Work required: Return each line holding the string "kind".

## start Entries provided

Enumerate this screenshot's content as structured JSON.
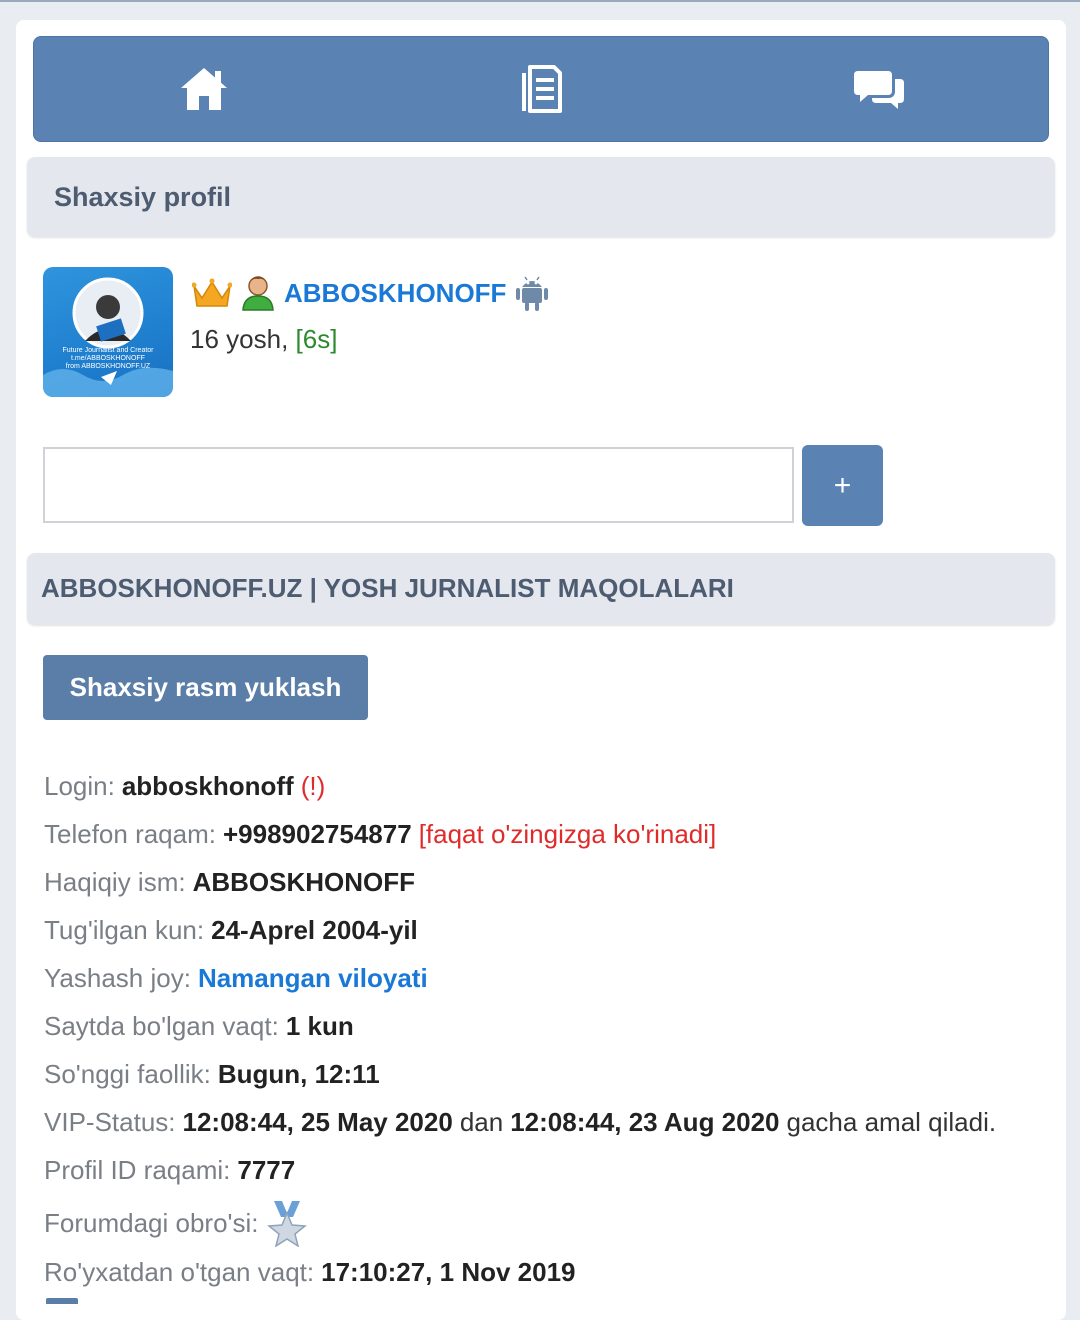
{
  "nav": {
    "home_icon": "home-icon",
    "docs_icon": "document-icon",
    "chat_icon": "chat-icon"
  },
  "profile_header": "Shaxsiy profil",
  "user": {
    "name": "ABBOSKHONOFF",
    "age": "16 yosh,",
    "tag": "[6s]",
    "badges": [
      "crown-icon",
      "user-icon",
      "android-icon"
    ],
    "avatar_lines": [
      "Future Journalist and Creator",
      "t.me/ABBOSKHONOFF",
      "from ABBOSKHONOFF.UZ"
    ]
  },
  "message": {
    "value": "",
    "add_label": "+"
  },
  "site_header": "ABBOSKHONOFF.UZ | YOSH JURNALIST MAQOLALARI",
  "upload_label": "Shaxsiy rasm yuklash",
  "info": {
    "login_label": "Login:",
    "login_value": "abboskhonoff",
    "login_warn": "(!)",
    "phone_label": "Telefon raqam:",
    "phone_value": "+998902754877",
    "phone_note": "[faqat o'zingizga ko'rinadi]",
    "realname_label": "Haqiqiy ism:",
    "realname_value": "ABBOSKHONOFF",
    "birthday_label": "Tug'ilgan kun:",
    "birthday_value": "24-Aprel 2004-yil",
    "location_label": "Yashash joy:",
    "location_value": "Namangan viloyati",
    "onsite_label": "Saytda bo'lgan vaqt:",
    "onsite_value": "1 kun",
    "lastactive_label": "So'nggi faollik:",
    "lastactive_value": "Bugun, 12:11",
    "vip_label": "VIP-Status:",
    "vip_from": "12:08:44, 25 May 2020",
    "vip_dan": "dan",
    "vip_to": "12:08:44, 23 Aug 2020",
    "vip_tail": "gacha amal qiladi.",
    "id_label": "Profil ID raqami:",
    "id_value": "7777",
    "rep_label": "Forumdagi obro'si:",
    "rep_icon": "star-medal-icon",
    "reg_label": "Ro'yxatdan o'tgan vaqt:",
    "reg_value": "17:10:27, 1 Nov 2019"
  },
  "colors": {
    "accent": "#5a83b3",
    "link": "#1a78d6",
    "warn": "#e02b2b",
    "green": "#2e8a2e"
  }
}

## end Entries provided
## start Entries provided

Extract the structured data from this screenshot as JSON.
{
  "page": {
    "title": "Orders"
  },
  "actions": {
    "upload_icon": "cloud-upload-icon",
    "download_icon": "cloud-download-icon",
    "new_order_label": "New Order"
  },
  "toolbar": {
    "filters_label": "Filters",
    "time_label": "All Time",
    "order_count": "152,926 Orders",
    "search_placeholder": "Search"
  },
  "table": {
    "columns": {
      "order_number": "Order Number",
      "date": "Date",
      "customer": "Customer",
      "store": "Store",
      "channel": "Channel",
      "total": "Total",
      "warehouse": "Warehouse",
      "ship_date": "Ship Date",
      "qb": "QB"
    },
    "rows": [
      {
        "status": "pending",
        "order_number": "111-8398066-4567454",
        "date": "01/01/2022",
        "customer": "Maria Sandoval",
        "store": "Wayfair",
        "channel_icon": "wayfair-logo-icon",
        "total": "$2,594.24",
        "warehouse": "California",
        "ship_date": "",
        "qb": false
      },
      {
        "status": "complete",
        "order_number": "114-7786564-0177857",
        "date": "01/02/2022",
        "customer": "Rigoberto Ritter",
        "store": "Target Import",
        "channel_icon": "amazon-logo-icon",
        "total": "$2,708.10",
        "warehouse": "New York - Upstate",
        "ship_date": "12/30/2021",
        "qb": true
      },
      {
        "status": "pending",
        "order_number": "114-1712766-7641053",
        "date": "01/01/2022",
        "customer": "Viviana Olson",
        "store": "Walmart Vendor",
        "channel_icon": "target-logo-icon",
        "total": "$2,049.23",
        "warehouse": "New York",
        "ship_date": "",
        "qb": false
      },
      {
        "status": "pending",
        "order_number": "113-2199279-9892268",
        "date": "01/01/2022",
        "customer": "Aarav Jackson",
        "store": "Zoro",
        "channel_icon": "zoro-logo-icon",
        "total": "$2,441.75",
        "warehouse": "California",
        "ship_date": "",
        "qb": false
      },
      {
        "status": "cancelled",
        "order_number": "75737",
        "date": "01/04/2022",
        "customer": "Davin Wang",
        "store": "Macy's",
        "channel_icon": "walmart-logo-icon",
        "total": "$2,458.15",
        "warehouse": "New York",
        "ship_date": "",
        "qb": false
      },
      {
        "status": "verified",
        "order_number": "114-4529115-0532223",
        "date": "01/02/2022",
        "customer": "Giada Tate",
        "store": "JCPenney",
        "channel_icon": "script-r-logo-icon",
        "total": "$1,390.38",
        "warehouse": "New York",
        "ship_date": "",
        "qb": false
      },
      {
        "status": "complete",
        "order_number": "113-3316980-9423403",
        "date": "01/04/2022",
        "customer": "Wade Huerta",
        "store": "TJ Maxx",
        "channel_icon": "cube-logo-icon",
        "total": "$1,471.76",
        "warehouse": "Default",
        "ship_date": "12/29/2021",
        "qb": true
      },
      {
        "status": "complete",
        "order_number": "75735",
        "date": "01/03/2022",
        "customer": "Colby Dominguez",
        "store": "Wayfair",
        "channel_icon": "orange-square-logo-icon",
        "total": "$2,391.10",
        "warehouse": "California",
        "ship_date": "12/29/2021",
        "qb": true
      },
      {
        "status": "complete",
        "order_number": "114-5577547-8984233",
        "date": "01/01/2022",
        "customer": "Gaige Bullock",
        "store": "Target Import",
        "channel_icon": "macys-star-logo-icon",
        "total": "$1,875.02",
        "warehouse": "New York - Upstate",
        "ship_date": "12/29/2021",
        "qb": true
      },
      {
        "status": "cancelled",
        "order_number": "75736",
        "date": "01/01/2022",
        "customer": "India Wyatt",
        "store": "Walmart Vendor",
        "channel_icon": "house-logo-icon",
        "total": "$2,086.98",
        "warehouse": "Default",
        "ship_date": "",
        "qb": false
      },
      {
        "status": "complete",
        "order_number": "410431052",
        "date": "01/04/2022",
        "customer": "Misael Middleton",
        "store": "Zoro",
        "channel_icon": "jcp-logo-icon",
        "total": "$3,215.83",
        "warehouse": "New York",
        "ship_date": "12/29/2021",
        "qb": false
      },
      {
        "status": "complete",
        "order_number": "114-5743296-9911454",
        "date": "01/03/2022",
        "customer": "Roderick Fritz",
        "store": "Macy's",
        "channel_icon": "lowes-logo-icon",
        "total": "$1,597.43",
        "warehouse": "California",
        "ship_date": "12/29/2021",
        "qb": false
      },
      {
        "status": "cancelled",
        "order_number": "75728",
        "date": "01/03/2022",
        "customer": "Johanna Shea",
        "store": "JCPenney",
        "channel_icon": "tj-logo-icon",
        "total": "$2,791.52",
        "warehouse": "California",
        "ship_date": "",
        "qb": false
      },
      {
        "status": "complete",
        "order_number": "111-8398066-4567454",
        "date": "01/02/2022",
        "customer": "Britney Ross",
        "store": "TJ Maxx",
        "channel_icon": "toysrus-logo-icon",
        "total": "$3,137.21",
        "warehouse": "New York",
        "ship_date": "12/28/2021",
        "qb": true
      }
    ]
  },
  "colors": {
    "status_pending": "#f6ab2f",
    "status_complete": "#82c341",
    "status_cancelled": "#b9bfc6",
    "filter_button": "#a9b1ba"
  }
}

## end Entries provided
## start Entries provided

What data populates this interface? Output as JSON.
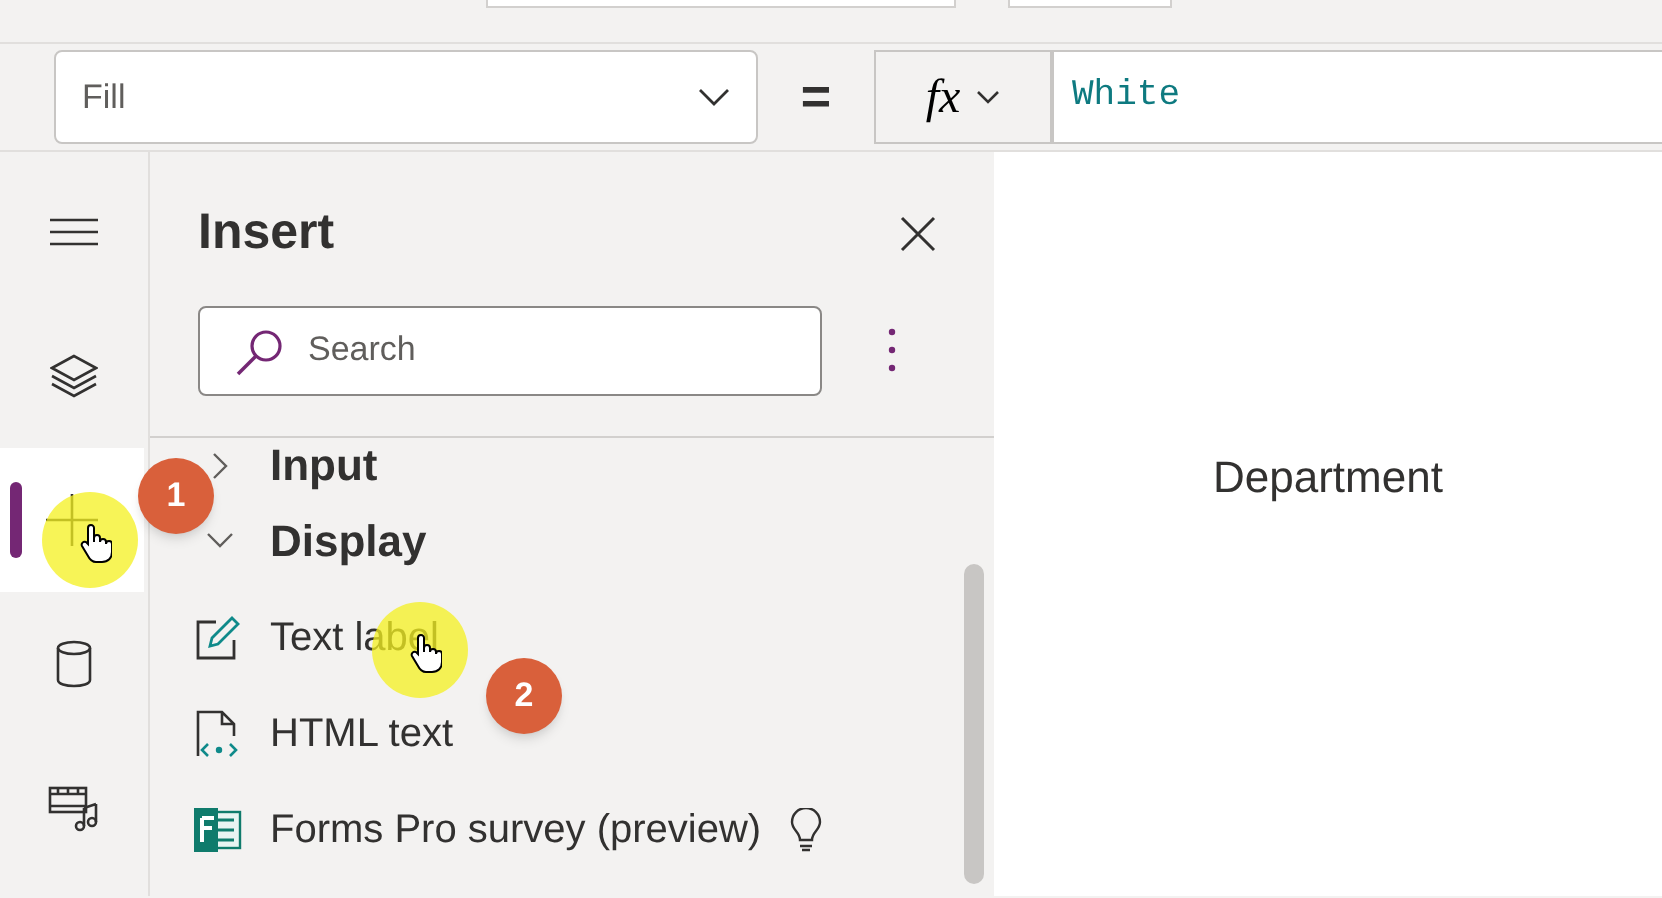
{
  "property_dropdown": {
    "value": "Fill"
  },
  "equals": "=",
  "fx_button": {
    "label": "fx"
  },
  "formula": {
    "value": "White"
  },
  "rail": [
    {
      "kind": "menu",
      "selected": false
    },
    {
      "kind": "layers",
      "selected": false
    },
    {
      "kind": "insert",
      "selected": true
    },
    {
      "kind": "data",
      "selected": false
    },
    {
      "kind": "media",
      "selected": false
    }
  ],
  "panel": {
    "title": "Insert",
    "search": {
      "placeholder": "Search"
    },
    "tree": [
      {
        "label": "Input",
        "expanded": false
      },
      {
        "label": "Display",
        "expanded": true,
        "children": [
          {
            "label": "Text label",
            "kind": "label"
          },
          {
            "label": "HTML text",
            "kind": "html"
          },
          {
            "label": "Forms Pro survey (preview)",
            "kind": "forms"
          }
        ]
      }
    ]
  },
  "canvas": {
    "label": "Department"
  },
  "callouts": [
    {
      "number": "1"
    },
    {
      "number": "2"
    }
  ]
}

## end Entries provided

Exercise result:
      "kind": "menu",
      "kind": "layers",
      "kind": "insert",
      "kind": "data",
      "kind": "media",
            "kind": "label"
            "kind": "html"
            "kind": "forms"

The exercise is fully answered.